### A SUA TAREFA
De acordo com o texto fornecido, o que deverá existir no chip do documento único quando este entrar em funcionamento?

### TEXTO FORNECIDO
Subsídio pela hora da morte
Por Antunes Ferreira
SOMOS UM PAÍS DE MARINHEIROS – subsidiados. Dizem que desde o Dom Fuas Roupinho. Será? Pelo menos, Henrique o Navegador sabia da poda. Afirmam os entendidos nestas coisas que a subsídio-dependência é um factor que enforma o quotidiano dos Portugueses que, de tão habituados, já consideram o acto de subsidiar como uma obrigação. O subsídio tornou-se, assim, obrigatório e faz parte de nós. E, além de enriquecer o bolso, também enriquece o ego. Um destes dias, quando entrar em funcionamento o tão falado e prometido documento único, no respectivo chip deverá existir uma alínea para especificar o subsídio de cada cidadão.
Tornou-se um émulo do padre-nosso, se não mesmo vencedor na comparação ou na compita. Ou não é já santificado? Santificado, o subsídio. Ou não se deseja que nos seja dado o nosso de cada dia? Nosso, o subsídio. Ou não estará já santificado? Santificado, o subsídio. Sem passar, sequer, pela beatice, isto é um intermédio de andamento, para o caso verdadeiramente despiciendo. Ou não se aspira a que venha o nós o reino dele? Dele, do subsídio. E não se deseja que seja feita a sua vontade? Vontade, dele, subsídio. Obviamente.

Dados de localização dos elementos
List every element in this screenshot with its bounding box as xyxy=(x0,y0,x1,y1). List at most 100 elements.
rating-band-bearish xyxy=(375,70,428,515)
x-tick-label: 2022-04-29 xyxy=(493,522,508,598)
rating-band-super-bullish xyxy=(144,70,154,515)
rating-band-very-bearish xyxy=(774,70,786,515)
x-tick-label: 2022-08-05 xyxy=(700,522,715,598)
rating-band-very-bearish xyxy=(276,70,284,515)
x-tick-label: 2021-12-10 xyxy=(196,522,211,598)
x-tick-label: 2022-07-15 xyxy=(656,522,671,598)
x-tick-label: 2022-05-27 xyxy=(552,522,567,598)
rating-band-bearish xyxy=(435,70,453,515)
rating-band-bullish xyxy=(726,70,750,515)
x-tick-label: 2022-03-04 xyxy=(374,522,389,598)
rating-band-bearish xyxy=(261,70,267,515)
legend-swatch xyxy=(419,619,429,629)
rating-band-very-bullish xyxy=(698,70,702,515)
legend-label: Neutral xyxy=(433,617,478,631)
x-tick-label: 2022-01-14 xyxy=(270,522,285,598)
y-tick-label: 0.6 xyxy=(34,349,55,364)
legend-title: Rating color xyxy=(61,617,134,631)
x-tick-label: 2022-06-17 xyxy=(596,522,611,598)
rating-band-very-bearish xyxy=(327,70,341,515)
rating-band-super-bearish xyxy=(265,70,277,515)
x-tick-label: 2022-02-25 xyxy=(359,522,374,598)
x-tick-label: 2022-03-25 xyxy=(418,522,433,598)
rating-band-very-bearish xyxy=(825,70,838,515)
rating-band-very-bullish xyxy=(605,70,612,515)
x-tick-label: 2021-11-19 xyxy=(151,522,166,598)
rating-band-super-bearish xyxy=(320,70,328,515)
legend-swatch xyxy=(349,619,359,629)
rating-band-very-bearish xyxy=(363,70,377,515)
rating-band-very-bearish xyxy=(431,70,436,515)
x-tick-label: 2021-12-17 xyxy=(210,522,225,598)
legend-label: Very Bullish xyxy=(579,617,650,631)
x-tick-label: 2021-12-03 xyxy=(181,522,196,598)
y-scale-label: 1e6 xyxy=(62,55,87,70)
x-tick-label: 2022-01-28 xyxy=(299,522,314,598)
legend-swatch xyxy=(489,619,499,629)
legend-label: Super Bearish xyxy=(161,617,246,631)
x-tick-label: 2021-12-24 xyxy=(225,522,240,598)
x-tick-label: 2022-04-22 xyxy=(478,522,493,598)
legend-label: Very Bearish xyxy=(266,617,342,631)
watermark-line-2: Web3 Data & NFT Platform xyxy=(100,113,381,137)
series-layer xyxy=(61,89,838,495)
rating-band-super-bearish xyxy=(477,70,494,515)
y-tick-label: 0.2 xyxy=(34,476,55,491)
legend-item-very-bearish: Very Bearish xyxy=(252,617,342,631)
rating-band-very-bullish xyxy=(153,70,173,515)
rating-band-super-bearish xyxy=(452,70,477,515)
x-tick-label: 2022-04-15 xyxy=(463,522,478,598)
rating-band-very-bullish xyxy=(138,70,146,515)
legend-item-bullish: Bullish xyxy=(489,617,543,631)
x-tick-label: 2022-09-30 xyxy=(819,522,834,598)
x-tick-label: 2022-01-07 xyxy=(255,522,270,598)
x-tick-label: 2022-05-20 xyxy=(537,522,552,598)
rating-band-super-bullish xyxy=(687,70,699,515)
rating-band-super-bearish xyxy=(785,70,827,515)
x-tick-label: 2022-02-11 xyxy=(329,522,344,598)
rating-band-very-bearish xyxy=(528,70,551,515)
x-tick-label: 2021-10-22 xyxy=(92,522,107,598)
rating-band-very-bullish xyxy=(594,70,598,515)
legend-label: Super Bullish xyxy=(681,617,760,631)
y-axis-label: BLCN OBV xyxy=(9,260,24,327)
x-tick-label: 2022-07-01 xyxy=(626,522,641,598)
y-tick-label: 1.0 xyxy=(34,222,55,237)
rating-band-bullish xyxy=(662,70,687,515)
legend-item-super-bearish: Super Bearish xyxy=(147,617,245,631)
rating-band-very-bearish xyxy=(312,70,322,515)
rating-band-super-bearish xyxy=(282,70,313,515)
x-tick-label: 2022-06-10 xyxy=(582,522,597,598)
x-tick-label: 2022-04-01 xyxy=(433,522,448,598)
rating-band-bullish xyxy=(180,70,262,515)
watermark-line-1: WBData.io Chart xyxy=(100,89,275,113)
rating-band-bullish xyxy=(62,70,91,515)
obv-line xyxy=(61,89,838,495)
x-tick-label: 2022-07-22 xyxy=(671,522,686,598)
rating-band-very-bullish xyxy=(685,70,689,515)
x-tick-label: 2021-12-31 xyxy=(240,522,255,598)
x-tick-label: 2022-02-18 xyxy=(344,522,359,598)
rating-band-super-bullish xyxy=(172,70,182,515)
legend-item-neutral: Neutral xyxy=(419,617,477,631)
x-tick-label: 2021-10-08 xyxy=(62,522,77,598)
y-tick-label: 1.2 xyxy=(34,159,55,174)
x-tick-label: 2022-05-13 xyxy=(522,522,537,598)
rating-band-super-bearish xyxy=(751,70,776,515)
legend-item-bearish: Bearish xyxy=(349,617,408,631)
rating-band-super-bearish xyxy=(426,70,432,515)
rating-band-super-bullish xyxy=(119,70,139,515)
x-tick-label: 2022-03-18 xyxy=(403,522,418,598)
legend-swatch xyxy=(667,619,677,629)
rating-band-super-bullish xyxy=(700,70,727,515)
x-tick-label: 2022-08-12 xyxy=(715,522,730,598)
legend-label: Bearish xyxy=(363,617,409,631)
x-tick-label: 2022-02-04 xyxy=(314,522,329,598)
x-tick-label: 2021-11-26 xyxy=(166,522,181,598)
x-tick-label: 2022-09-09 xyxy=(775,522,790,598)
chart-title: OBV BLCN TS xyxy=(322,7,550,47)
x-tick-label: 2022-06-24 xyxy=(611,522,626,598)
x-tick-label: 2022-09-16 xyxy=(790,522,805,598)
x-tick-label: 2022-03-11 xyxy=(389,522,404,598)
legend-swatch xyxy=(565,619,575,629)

### RESULTADO DA TAREFA
Uma alínea para especificar o subsídio de cada cidadão.